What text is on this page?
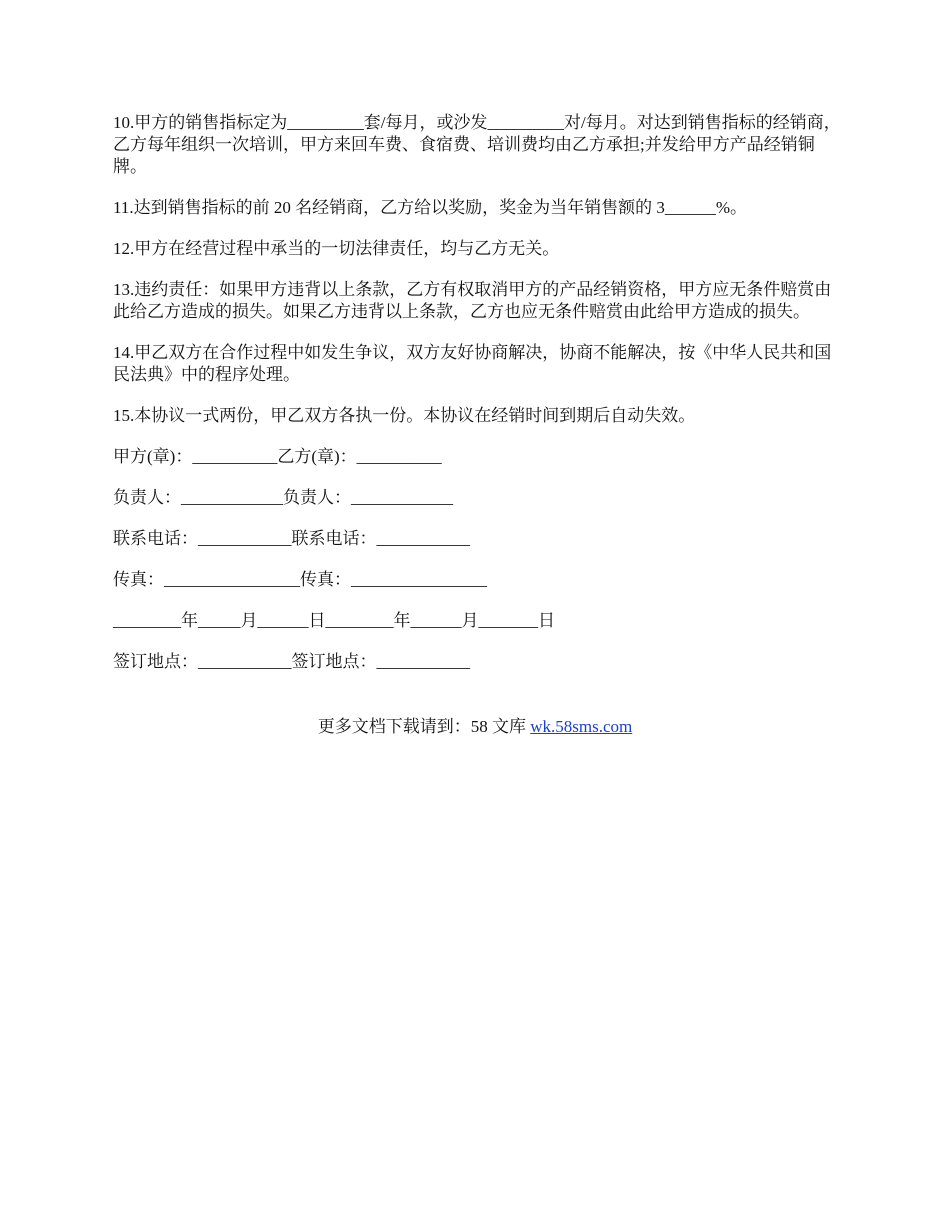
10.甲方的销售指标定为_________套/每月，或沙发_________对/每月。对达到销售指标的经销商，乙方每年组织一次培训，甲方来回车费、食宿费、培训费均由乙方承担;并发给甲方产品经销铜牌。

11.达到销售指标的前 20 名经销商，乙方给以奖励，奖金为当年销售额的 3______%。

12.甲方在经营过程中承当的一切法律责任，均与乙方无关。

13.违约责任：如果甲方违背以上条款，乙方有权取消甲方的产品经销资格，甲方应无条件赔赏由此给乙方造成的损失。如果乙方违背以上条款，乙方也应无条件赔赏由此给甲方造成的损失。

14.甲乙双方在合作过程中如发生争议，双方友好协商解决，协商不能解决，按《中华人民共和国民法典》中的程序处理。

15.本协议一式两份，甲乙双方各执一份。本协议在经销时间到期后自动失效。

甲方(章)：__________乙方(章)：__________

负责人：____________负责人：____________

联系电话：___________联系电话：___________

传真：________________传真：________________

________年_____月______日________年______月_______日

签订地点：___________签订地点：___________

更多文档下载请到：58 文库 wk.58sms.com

--

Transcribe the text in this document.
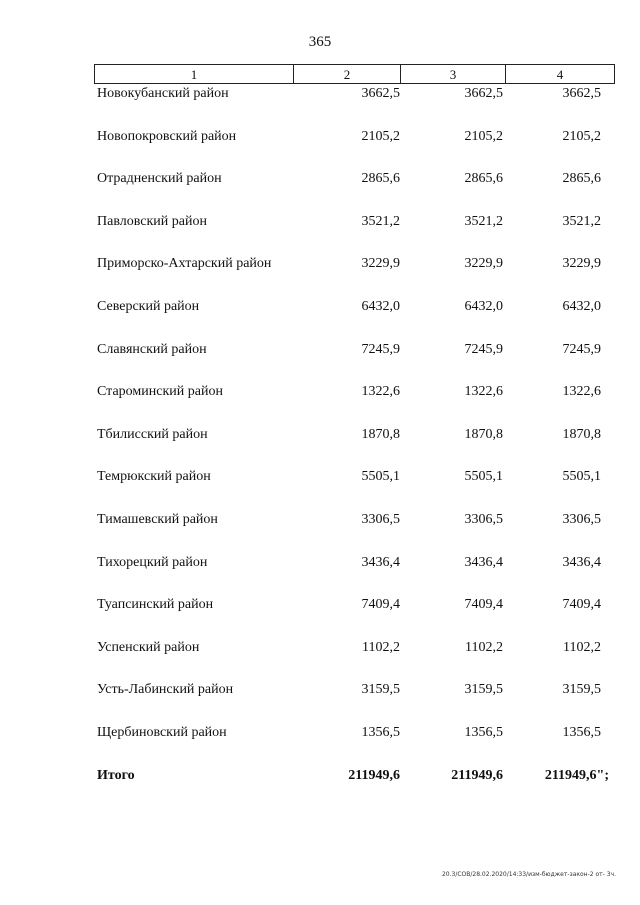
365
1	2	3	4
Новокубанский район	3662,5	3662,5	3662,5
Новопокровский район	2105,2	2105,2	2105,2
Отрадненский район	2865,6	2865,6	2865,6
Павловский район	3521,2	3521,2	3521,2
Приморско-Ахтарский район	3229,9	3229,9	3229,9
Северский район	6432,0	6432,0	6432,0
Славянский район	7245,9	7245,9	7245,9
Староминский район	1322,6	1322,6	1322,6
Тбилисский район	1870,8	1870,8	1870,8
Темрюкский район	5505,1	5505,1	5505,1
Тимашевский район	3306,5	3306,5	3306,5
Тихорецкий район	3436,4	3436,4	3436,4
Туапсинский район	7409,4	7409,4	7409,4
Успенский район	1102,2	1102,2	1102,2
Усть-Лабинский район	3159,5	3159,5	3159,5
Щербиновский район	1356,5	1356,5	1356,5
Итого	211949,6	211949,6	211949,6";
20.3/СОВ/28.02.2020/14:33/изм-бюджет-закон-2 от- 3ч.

### [Exercise directions]
Gather from the entries above all lines that include the string "text".

### [Full output]
What text is on this page?
Transcribe the text in this document.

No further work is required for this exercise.